- THINGS TO DO -
1. According to the WordPress sticky-post explanation below, what happens to the posts in the loop each time the make_sticky method is called?
2. Decide whether each statement agrees with the WordPress sticky-post explanation below. For each, answer yes or no and quote the words from the explanation that decide it. (a) The make_sticky function prints something the final user can act on. (b) The proposed fix includes creating a page template inside the theme. (c) For the explanation, the page is called make-sticky.
3. Carry the WordPress sticky-post explanation below forward from its final sentence.

- SOURCE PASSAGE -
»»

What you are trying to accomplish here is will not work just but calling the function make_sticky
on a link because this function doesn’t actually print anything for the final user to take an action. What will happen here is that every post in the loop will get set as sticky
every time that method is called.
So to resolve your issue you want to create a page within your WordPress administration and then create a page template inside your theme and assign it to that page.
For the sake of an explanation I will say that you called this page make-sticky
, now you will access this page by creating a link like this:
<?php echo add_query_arg( array( '_post', get_the_ID() ), get_permalink( get_page_by_path( 'make-sticky' ) ) );
This will output http://yoursite.com/make-sticky/?_post=130
.

««

- DATASET CONTENT -
»»

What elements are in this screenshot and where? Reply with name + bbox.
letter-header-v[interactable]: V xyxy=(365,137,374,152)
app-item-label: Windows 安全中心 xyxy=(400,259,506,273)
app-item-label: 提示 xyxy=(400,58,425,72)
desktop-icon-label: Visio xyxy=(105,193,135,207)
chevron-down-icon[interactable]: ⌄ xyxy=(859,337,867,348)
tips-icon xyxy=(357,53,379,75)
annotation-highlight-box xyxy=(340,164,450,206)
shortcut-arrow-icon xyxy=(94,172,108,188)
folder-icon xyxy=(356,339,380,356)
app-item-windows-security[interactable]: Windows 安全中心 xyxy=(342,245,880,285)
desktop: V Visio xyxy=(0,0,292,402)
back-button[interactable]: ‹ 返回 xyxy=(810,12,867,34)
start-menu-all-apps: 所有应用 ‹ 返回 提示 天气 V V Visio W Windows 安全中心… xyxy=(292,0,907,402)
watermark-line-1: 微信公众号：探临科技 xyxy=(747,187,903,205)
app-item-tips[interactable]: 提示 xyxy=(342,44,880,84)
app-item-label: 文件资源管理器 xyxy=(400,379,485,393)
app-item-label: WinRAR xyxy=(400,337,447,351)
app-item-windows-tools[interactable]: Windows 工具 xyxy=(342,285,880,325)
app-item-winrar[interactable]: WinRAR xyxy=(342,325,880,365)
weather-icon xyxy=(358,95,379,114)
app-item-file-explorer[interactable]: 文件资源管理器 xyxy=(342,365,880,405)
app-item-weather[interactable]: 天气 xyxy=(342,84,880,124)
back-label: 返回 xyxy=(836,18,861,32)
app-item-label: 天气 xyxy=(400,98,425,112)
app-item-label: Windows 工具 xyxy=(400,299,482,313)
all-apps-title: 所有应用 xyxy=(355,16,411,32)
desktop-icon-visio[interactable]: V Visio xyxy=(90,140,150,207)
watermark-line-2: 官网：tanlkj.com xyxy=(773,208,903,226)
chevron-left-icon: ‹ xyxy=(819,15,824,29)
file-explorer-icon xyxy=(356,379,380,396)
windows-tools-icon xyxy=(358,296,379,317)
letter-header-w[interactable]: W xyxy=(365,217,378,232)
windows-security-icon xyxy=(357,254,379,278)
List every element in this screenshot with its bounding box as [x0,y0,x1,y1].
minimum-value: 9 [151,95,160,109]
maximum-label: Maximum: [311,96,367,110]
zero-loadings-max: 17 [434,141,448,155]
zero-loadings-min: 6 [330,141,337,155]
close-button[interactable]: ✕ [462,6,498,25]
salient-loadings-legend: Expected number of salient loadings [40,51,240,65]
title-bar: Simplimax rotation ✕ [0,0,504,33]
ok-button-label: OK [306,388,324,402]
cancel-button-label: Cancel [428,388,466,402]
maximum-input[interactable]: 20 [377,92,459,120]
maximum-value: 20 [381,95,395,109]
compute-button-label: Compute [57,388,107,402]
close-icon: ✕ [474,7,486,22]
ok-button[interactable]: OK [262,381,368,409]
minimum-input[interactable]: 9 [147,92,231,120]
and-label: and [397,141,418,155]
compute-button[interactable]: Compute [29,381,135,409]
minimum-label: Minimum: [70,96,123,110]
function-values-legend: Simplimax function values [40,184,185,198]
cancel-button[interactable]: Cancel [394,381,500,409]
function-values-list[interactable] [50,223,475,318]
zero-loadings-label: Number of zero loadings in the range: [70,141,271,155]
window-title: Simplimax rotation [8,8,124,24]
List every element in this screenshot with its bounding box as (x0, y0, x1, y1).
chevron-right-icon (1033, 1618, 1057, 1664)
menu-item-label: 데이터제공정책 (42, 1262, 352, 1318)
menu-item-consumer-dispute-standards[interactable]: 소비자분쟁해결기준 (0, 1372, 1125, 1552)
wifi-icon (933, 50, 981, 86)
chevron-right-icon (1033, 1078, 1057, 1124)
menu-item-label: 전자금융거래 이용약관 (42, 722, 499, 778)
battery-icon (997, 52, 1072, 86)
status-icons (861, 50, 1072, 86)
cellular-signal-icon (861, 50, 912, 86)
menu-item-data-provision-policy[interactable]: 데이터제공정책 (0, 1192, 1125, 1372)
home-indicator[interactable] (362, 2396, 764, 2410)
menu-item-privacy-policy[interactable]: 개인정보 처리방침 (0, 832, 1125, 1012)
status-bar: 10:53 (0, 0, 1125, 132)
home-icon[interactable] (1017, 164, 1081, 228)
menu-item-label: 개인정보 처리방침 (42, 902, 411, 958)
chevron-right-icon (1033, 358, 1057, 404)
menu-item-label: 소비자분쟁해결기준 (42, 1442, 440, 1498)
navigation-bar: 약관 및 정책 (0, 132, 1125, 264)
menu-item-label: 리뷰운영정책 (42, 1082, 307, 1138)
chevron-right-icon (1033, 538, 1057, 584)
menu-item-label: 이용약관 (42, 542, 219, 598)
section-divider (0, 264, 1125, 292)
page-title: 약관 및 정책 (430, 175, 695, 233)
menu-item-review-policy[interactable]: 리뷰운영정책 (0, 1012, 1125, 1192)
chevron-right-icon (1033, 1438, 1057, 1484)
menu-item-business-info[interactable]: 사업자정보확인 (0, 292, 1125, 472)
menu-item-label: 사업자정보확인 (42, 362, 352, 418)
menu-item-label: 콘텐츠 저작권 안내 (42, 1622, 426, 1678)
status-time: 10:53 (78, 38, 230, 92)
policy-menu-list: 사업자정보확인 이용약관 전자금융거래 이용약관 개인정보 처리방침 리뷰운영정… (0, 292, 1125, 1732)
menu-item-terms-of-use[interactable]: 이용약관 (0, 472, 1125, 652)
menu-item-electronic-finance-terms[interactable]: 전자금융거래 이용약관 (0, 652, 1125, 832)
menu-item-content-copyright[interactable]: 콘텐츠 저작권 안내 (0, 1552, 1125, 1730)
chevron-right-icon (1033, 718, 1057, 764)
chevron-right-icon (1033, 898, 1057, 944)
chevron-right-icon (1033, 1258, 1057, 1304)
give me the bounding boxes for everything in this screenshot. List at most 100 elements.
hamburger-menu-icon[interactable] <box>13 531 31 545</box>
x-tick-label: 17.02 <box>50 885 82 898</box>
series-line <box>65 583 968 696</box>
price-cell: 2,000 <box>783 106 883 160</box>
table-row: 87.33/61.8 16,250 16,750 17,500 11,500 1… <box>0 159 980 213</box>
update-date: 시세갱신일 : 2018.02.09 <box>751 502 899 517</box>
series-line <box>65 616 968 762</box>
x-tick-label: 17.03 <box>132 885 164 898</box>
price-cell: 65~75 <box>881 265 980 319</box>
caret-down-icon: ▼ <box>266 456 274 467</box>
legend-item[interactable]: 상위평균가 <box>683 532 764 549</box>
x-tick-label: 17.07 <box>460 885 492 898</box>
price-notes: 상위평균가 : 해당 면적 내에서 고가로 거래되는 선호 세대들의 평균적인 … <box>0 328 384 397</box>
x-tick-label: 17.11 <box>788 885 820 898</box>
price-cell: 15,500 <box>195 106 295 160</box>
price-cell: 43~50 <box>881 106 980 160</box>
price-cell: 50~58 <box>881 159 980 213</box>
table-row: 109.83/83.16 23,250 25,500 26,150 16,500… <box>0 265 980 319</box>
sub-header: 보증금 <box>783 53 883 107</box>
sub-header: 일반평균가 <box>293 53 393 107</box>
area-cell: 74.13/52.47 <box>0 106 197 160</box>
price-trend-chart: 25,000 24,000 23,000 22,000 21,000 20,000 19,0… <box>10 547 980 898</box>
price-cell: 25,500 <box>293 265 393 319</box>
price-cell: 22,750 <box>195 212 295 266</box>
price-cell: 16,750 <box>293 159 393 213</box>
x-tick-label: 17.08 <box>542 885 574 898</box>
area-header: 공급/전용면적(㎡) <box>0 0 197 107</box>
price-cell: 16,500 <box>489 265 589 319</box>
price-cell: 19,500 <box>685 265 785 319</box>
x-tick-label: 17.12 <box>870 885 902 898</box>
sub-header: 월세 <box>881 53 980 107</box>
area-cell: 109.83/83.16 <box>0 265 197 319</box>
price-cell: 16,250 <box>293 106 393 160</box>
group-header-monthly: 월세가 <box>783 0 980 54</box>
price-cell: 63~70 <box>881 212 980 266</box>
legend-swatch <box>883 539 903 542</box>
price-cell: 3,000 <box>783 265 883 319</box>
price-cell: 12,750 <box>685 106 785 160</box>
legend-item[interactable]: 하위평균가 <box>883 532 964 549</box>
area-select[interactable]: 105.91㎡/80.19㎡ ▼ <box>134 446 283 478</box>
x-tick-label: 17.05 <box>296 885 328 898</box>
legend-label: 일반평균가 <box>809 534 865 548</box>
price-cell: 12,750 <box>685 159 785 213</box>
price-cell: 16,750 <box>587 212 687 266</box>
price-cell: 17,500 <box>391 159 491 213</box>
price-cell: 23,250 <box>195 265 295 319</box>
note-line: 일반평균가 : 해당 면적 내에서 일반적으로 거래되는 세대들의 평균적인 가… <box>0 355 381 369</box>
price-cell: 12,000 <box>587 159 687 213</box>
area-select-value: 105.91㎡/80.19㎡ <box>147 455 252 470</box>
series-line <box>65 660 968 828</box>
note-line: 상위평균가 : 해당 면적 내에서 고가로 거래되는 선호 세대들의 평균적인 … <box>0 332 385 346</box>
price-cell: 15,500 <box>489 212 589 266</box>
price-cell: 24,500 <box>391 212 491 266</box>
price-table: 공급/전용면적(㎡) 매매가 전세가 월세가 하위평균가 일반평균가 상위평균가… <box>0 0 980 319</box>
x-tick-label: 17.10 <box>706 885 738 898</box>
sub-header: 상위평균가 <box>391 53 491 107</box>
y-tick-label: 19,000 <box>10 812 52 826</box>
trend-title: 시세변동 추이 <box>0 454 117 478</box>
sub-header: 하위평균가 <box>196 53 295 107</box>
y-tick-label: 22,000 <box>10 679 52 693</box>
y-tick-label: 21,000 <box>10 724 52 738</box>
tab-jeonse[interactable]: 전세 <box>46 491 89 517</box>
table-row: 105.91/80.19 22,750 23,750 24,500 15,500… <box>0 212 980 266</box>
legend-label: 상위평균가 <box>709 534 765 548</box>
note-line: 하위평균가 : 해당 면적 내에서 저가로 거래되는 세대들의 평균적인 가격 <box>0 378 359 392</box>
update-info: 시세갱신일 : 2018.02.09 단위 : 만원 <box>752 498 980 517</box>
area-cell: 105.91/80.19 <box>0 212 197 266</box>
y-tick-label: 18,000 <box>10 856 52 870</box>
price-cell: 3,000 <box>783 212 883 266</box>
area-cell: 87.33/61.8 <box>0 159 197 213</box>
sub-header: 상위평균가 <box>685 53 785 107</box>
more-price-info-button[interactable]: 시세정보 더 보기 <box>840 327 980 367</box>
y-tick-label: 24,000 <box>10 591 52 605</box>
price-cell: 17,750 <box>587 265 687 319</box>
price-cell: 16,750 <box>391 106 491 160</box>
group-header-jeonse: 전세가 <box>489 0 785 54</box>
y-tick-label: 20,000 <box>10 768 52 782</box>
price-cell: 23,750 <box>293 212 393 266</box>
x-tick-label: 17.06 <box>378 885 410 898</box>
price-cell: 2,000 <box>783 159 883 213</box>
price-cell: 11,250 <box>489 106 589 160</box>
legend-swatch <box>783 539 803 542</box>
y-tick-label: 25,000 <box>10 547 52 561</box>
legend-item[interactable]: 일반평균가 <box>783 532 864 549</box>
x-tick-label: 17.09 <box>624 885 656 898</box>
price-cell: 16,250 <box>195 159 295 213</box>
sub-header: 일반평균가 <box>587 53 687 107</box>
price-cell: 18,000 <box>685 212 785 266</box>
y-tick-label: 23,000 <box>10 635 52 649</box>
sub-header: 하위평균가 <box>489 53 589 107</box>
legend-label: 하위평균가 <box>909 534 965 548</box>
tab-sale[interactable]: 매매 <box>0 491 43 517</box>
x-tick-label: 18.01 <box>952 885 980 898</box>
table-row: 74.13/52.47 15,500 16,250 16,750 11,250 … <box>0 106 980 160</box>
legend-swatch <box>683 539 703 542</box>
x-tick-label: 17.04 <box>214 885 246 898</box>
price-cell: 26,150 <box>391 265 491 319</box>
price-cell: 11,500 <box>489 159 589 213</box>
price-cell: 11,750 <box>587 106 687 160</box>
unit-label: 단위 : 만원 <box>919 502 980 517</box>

««

- TASK ANSWERS -
1. Every post in the loop gets set as sticky.

2.
(a) No: "this function doesn’t actually print anything for the final user to take an action"
(b) Yes: "create a page template inside your theme and assign it to that page"
(c) Yes: "you called this page make-sticky"

3.
The template file has to contain only the template metadata section:
<?php
/*
* Template Name: Make Sticky
* Description: This page will make the Post Sticky
*/
After that you will add the following lines on your functions.php
:
<?php
function q166504_make_sticky_redirect(){
// If we are not on that page template just leave
if ( ! is_page_template( 'template-make-sticky.php' ) ){
return;
}
// If the _post _GET param doesnt exist leave
if ( empty( $_GET['_post'] ) ){
exit( wp_redirect( home_url() ) );
}
$post_id = absint( $_GET['_post'] );
// If the user doesn't have permission leave
if ( ! current_user_can( 'edit_others_posts' ) ){
exit( wp_redirect( get_permalink( $post_id ) ) );
}
// Safe to execute the action
$is_sticky = (bool) get_post_meta( $post_id, 'sticky', 0 );
// Make the toggle
update_post_meta( $post_id, 'sticky', ! $is_sticky );
// Now redirect back to the post
exit( wp_redirect( get_permalink( $post_id ) ) );
}
add_action( 'template_redirect', 'q166504_make_sticky_redirect' );
This method will intercept the template of WordPress then redirect the user to edited post, if the user doesn’t have permission or something is wrong it will redirect to the home.